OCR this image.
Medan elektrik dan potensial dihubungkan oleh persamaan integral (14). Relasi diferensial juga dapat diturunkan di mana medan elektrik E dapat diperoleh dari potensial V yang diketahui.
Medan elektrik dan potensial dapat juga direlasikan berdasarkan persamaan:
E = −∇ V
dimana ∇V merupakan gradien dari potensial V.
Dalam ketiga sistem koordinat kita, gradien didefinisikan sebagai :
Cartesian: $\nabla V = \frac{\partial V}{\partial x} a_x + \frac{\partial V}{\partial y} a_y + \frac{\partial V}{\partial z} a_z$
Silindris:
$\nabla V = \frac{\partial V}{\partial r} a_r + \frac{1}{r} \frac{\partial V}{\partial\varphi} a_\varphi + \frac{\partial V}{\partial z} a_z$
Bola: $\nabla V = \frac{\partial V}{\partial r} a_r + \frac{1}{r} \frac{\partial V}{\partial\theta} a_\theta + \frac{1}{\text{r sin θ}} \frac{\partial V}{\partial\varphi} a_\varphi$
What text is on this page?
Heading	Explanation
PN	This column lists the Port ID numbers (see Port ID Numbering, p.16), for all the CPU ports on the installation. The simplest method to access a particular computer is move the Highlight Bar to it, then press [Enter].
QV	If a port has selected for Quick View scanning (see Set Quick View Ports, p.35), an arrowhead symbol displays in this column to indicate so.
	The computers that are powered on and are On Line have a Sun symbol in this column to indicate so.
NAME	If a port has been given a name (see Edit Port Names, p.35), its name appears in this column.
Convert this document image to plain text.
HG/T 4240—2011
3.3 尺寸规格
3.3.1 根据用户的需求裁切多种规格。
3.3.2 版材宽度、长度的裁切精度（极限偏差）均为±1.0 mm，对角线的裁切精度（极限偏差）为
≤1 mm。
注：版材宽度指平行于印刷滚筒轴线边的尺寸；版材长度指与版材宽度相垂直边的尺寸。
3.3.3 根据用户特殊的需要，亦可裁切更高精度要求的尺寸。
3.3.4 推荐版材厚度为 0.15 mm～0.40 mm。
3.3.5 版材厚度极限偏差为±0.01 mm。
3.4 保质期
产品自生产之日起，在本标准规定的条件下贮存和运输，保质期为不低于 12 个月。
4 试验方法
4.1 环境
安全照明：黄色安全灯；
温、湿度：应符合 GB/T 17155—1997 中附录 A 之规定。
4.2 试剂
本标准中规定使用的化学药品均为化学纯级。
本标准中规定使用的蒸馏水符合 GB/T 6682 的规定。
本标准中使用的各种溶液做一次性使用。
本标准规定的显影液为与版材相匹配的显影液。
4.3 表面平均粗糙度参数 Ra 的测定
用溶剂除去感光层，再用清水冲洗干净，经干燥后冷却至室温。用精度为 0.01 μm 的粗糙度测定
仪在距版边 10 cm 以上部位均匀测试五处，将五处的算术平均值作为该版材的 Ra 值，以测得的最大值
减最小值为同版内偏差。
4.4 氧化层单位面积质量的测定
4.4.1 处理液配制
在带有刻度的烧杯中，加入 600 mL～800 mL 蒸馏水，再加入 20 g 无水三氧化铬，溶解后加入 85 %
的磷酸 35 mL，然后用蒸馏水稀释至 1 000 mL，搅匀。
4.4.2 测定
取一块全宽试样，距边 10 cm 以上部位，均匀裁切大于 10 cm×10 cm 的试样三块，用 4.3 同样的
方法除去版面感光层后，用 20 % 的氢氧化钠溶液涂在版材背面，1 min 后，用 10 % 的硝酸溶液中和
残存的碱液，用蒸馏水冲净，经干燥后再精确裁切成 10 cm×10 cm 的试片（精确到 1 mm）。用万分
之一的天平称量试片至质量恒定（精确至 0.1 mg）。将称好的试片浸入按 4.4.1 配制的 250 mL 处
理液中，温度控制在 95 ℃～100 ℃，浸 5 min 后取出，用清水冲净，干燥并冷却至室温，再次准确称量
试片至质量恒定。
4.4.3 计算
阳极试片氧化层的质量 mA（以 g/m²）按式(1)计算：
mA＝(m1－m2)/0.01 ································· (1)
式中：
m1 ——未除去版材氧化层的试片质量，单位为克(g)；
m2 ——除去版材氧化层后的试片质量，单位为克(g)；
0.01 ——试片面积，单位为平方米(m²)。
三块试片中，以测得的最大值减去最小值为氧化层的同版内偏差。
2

------------------------------

## [REQUIREMENTS]
Show every line above in which the word "image" occurs.

## [TASK SOLUTION]
OCR this image.
Convert this document image to plain text.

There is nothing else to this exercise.